» Written exercise
Without the pictures, set down every line of the data exactly.

[Extracts from a graphics dataset]

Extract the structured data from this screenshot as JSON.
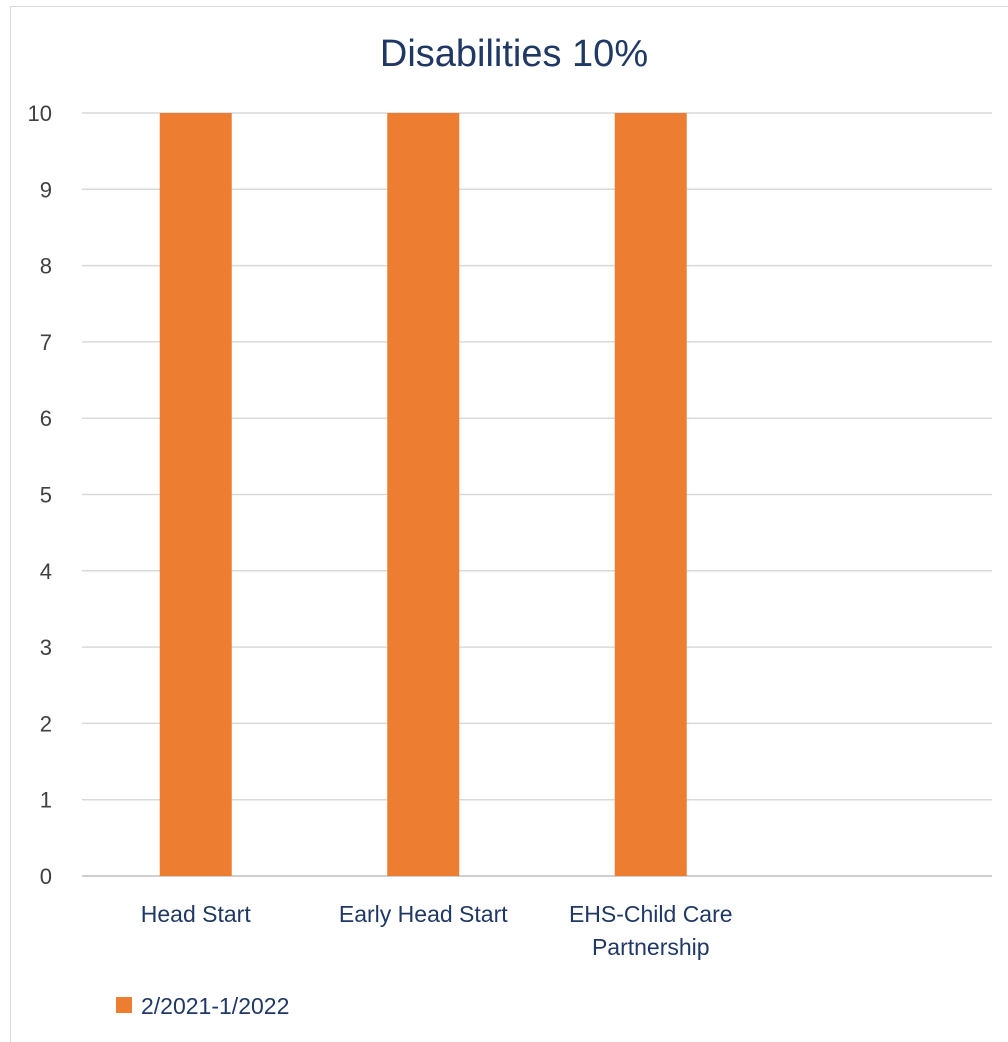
{
  "chart_data": {
    "type": "bar",
    "title": "Disabilities 10%",
    "categories": [
      "Head Start",
      "Early Head Start",
      "EHS-Child Care Partnership",
      ""
    ],
    "series": [
      {
        "name": "2/2021-1/2022",
        "color": "#ed7d31",
        "values": [
          10,
          10,
          10,
          null
        ]
      }
    ],
    "xlabel": "",
    "ylabel": "",
    "ylim": [
      0,
      10
    ],
    "yticks": [
      0,
      1,
      2,
      3,
      4,
      5,
      6,
      7,
      8,
      9,
      10
    ],
    "grid": true,
    "legend_position": "bottom-left"
  }
}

» Exercise output
Extract the structured data from this screenshot as JSON.
{
  "chart_data": {
    "type": "bar",
    "title": "Disabilities 10%",
    "categories": [
      "Head Start",
      "Early Head Start",
      "EHS-Child Care Partnership",
      ""
    ],
    "series": [
      {
        "name": "2/2021-1/2022",
        "color": "#ed7d31",
        "values": [
          10,
          10,
          10,
          null
        ]
      }
    ],
    "xlabel": "",
    "ylabel": "",
    "ylim": [
      0,
      10
    ],
    "yticks": [
      0,
      1,
      2,
      3,
      4,
      5,
      6,
      7,
      8,
      9,
      10
    ],
    "grid": true,
    "legend_position": "bottom-left"
  }
}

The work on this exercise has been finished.